REQUIRED WORK | Every line that holds the string "store" is to be identified and copied.

▼

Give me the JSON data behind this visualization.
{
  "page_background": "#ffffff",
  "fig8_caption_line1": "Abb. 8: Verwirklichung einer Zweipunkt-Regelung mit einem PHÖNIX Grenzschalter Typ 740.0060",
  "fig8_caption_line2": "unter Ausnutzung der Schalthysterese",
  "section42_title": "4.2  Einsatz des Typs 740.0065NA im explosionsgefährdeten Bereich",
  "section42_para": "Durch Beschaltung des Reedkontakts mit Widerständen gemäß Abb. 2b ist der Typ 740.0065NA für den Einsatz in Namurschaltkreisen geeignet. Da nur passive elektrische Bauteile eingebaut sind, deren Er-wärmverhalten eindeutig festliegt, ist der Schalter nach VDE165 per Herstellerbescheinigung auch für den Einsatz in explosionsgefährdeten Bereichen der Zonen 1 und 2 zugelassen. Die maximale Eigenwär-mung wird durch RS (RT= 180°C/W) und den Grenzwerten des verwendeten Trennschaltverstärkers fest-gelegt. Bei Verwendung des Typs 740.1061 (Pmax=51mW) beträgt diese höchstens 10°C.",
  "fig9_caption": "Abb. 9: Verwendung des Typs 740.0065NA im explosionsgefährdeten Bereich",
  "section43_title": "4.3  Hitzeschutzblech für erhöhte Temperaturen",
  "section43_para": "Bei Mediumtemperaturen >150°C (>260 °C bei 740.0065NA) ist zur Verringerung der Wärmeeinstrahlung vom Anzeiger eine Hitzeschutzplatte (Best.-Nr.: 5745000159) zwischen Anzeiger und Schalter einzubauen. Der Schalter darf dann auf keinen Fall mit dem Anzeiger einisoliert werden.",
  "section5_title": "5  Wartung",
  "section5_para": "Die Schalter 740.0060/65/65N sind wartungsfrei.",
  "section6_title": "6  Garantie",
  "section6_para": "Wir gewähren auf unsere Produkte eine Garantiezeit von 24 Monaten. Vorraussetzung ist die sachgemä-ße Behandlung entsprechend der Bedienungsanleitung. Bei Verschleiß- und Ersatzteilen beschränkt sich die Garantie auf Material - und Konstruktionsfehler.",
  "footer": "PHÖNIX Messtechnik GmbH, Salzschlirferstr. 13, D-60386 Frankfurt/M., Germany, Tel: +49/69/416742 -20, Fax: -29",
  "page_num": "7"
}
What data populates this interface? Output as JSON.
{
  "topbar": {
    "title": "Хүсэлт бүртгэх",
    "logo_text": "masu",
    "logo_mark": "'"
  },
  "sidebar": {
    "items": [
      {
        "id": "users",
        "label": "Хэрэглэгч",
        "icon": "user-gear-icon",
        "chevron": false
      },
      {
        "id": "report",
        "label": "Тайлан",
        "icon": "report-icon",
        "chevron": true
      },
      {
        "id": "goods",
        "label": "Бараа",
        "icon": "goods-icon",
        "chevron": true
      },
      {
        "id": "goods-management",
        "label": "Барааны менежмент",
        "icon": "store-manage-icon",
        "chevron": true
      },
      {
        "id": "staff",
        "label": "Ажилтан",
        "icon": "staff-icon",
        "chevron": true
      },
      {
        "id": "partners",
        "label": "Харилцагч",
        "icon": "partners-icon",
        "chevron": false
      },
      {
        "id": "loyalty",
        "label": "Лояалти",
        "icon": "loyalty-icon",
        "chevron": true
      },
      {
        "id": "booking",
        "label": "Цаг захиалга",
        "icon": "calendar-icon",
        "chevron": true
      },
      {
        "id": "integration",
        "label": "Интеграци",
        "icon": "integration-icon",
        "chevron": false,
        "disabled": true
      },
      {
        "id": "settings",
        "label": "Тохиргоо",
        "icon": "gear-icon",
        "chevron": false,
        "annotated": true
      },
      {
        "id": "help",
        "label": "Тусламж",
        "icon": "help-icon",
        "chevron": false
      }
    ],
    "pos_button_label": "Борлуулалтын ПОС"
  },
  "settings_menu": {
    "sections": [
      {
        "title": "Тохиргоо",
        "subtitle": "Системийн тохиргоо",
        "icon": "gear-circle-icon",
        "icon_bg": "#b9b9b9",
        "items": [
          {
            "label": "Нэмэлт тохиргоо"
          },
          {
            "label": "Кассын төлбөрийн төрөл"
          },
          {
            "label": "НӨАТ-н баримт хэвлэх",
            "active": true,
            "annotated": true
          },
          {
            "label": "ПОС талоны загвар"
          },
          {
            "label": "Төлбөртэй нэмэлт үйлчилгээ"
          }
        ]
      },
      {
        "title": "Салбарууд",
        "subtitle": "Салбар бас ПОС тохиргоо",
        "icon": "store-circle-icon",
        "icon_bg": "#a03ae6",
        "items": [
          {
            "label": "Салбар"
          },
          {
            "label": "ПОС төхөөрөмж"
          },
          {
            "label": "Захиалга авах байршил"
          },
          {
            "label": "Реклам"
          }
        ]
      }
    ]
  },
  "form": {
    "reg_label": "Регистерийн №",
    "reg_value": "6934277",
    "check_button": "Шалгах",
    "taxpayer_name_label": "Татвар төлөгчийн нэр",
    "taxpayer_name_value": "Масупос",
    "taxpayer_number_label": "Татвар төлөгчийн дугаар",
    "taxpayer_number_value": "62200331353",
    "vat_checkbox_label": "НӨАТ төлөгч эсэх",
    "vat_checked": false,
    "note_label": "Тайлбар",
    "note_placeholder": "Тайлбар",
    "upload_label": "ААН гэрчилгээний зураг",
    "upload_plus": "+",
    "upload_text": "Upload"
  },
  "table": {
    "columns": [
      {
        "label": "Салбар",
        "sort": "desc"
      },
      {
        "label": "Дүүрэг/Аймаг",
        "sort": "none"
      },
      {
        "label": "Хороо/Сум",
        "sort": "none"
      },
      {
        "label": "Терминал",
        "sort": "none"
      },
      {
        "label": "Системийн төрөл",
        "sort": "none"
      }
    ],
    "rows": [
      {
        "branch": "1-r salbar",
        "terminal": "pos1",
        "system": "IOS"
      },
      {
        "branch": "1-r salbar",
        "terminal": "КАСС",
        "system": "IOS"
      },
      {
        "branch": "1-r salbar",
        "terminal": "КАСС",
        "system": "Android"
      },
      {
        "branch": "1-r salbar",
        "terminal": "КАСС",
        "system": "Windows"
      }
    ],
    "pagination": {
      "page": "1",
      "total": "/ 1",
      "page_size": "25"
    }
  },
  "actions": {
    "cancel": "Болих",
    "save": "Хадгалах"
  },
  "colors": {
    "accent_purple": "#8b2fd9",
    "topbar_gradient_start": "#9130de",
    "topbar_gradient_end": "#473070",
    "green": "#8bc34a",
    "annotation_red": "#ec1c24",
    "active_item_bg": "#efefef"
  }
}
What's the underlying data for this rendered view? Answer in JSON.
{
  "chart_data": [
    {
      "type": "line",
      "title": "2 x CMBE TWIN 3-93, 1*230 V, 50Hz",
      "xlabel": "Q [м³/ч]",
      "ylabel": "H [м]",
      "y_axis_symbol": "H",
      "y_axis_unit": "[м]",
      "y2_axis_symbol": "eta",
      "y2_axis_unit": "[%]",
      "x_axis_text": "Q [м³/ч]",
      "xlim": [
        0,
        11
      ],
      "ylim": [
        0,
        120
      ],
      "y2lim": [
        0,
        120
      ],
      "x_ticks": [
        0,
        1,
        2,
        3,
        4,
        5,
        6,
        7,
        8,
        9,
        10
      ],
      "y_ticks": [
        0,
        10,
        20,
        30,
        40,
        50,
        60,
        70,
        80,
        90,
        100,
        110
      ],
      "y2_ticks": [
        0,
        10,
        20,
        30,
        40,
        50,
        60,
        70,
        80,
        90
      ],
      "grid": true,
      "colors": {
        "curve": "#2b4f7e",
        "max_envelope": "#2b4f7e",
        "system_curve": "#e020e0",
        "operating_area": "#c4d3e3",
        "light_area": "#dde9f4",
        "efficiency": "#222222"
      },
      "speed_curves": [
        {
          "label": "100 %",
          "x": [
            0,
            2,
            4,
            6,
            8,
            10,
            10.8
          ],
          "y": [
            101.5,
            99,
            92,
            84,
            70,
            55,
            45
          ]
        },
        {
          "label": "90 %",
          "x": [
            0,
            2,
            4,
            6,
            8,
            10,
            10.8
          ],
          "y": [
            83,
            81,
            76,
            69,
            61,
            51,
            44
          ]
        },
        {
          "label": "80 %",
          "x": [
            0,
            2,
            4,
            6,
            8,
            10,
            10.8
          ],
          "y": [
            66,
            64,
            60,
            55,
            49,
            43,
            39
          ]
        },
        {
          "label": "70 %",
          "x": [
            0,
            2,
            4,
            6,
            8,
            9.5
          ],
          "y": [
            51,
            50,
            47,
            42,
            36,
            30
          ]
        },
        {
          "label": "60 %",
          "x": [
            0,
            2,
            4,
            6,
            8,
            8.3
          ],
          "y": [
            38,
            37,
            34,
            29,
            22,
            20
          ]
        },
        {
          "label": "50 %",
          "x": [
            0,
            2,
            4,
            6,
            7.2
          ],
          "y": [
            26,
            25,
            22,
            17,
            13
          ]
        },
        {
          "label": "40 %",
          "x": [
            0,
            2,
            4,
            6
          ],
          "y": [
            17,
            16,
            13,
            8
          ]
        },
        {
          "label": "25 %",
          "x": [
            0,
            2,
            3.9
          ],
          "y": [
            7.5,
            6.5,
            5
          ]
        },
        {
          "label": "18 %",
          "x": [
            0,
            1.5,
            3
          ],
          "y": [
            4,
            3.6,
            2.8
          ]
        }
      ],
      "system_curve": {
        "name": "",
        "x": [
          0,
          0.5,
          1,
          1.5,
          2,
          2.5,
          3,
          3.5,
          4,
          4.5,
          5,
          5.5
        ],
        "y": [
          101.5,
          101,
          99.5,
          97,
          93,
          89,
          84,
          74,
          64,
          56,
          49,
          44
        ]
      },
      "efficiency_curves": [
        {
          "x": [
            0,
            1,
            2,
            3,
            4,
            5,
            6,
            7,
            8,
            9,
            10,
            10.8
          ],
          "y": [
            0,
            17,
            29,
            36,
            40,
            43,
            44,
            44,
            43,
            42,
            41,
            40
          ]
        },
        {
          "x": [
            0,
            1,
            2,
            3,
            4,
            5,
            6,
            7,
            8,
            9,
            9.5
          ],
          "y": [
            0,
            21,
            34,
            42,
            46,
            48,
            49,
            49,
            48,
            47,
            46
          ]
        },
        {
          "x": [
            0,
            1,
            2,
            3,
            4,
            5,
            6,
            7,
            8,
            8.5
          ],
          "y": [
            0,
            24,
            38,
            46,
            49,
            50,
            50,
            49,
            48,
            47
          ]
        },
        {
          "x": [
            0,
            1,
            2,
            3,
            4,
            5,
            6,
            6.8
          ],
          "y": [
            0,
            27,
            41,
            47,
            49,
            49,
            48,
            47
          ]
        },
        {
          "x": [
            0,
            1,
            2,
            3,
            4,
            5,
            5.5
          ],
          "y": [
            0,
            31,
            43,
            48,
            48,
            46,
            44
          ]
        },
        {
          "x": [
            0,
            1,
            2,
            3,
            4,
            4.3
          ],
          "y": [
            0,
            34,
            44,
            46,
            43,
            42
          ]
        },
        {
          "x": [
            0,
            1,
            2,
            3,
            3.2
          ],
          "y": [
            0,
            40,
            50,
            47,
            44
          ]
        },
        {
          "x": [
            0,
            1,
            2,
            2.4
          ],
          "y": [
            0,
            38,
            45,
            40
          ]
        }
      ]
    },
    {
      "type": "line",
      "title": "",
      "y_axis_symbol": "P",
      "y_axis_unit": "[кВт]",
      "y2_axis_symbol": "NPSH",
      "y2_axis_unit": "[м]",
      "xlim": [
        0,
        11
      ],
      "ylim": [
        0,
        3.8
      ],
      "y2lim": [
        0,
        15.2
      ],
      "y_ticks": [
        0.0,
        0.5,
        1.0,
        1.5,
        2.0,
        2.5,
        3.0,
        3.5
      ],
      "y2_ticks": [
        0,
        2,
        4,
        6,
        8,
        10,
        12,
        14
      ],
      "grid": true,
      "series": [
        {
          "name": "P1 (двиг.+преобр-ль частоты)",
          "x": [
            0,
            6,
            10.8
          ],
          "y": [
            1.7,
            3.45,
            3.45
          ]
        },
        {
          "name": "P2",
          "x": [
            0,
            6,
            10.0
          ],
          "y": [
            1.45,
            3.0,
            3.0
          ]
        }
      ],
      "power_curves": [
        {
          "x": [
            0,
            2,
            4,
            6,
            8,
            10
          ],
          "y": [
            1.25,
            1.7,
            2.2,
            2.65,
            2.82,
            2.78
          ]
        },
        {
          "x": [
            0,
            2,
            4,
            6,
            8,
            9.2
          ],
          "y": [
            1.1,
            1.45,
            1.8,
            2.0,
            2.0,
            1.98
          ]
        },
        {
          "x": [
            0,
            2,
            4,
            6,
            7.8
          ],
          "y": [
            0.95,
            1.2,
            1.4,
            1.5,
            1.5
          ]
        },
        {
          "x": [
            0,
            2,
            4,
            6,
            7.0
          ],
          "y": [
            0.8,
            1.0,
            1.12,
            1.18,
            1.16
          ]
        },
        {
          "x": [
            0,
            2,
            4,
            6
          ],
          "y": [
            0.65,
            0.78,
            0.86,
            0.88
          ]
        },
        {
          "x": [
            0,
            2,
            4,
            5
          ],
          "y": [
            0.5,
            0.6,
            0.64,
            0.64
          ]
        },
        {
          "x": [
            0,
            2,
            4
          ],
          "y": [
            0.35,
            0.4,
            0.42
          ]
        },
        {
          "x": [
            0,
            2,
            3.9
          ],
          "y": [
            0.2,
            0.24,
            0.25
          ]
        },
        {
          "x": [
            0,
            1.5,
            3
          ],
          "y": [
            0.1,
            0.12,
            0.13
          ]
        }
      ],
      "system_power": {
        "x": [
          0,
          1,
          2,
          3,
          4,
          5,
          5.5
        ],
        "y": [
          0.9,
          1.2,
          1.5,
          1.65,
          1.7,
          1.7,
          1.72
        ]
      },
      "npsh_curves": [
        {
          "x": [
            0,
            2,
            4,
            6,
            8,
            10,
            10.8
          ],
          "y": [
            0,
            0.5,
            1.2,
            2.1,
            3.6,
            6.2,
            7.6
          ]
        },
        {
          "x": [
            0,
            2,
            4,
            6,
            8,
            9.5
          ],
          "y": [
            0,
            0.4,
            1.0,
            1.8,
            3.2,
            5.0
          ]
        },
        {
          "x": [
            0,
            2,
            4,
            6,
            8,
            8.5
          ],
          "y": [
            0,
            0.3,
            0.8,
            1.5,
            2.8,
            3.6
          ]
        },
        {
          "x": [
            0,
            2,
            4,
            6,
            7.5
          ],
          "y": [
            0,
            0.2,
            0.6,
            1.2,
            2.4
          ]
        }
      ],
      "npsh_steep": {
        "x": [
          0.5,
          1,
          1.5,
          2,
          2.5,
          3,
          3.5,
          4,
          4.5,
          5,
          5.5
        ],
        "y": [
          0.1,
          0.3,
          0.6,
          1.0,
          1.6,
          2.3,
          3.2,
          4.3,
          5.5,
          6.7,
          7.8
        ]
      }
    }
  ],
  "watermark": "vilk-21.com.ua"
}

▲

EXPECTED OUTPUT |
        "icon": "store-manage-icon",
        "icon": "store-circle-icon",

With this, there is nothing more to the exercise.